Search the material below for the string "next" and extract each line that has it.

^^^^

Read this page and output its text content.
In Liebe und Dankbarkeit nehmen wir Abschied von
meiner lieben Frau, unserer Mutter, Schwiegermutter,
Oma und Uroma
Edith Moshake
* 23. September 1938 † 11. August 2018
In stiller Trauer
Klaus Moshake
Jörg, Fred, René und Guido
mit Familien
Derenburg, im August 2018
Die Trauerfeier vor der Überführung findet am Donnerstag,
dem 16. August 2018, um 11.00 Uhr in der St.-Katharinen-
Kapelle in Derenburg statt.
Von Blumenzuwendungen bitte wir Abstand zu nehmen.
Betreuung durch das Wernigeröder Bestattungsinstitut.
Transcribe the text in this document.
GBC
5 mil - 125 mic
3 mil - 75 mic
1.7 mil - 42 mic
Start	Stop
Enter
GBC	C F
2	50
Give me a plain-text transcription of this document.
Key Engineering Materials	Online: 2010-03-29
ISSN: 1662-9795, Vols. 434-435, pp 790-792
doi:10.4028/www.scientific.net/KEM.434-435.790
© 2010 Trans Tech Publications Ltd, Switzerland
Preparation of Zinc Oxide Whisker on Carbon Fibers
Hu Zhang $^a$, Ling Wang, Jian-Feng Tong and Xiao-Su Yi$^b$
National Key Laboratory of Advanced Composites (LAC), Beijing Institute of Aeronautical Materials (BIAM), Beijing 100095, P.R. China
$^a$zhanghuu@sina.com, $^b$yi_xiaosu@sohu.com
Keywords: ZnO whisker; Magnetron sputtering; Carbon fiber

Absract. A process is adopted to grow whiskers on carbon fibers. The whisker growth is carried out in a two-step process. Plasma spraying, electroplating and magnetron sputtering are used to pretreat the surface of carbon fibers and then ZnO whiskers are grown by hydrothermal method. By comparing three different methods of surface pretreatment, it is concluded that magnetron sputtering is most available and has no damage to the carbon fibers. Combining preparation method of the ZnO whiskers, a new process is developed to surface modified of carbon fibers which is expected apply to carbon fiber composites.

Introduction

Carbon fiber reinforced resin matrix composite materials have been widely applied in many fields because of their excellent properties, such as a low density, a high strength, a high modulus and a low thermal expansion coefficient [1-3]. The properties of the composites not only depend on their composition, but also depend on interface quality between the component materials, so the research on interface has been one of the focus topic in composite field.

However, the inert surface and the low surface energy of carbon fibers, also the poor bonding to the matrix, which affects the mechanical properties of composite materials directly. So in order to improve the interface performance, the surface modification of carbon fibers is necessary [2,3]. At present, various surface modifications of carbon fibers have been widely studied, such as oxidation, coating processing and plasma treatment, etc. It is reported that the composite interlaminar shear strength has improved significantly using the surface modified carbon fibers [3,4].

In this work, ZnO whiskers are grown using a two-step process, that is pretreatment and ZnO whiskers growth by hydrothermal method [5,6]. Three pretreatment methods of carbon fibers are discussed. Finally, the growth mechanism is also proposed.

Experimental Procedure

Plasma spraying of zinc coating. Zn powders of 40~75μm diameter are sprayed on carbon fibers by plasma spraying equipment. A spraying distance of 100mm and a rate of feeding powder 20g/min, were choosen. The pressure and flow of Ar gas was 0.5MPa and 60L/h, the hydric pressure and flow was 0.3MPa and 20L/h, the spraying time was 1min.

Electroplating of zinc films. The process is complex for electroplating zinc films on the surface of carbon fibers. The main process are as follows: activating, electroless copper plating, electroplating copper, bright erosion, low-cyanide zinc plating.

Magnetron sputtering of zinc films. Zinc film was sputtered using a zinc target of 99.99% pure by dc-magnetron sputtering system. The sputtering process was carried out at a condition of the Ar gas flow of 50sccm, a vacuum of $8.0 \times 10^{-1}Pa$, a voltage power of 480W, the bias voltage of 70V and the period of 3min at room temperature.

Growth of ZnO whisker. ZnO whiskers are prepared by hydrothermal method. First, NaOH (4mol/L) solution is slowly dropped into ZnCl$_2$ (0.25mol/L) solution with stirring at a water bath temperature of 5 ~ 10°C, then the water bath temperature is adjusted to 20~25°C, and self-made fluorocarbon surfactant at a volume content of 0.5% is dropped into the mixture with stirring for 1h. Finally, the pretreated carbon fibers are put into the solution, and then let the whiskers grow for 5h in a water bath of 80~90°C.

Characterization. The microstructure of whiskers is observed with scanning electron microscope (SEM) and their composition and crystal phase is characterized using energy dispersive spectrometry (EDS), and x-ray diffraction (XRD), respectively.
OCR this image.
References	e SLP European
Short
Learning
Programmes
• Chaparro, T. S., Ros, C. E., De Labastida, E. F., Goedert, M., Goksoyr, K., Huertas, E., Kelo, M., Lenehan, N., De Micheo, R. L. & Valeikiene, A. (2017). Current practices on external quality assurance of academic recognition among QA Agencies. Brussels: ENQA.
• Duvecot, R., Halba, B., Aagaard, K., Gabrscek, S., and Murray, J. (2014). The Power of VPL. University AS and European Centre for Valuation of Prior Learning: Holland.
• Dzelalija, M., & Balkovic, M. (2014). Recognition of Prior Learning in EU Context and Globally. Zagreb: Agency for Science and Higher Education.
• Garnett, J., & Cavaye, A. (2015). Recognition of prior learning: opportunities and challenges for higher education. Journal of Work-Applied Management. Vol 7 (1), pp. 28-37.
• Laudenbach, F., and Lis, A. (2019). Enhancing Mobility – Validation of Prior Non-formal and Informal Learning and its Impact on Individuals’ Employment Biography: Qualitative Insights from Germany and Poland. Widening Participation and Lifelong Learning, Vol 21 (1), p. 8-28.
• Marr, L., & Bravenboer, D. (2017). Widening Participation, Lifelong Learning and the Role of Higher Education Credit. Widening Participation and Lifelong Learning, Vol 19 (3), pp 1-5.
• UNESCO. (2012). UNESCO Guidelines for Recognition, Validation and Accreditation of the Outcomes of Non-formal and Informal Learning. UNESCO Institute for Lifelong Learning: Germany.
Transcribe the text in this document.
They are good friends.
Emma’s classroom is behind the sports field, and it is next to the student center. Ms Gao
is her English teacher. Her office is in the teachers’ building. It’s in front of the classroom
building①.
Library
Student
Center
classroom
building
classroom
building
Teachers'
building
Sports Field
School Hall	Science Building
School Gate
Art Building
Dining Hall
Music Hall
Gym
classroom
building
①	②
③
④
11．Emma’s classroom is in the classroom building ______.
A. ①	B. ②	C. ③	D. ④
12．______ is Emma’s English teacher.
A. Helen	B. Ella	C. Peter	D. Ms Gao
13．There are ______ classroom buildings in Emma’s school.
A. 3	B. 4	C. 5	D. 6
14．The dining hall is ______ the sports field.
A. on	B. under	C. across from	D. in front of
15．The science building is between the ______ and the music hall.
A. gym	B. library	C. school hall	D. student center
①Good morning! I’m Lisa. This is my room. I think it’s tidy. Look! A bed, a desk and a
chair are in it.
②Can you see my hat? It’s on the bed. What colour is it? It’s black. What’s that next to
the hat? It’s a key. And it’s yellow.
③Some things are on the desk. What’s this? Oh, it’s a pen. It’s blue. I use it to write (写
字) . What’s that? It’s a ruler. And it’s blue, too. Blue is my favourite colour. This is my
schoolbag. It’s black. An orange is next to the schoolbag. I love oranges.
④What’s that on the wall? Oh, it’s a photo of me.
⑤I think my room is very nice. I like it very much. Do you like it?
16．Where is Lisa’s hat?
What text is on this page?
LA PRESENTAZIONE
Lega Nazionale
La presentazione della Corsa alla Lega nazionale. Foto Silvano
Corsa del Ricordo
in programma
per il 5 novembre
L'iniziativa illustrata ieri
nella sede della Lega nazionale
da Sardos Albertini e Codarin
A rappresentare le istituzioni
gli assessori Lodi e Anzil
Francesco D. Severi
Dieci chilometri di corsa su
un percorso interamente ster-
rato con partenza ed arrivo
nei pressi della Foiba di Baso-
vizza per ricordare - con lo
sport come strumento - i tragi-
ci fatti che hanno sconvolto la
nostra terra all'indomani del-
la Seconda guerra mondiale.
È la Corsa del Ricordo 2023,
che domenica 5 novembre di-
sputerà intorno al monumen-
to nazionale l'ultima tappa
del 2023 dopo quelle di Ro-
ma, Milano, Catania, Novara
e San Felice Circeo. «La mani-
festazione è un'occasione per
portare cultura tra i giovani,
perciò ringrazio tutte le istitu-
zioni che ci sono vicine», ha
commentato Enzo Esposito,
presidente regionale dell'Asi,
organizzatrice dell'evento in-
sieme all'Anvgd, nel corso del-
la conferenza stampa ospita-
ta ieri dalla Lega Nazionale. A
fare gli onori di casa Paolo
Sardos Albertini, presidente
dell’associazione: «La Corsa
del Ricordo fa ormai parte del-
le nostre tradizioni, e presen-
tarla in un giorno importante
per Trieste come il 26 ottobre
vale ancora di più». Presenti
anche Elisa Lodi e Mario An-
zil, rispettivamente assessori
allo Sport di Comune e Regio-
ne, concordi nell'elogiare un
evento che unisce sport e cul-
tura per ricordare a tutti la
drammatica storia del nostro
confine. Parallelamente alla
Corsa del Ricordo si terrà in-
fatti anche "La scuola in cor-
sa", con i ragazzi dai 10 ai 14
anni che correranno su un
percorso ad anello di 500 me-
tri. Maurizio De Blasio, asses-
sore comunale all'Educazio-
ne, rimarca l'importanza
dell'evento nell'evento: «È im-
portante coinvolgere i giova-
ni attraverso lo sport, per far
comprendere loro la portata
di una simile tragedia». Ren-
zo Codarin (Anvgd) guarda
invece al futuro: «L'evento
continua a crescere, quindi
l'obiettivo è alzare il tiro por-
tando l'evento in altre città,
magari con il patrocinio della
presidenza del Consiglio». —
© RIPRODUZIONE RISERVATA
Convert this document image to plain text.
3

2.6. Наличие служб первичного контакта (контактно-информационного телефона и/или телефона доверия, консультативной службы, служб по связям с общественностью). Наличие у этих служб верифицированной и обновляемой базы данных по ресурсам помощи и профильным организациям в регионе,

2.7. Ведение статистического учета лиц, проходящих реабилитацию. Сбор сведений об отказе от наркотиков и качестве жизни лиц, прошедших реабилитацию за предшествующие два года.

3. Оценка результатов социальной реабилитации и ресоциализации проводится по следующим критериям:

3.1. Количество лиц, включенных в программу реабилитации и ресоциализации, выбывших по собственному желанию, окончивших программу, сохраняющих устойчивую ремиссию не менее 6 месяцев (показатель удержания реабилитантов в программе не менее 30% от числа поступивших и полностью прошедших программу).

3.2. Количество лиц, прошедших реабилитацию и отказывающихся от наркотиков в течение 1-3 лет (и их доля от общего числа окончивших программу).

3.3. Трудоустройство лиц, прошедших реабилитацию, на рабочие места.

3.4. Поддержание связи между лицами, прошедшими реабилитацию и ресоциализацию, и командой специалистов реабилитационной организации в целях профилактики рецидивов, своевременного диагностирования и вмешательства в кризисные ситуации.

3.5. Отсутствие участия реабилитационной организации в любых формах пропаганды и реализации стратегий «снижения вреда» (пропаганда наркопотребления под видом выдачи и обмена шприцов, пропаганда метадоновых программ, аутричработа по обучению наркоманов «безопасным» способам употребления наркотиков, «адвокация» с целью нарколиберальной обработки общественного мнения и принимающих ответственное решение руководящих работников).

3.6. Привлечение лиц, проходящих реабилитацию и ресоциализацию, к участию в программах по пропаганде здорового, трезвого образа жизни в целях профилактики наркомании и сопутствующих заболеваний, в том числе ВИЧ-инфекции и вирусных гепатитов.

^^^^

## EXPECTED OUTPUT
Emma’s classroom is behind the sports field, and it is next to the student center. Ms Gao
②Can you see my hat? It’s on the bed. What colour is it? It’s black. What’s that next to
schoolbag. It’s black. An orange is next to the schoolbag. I love oranges.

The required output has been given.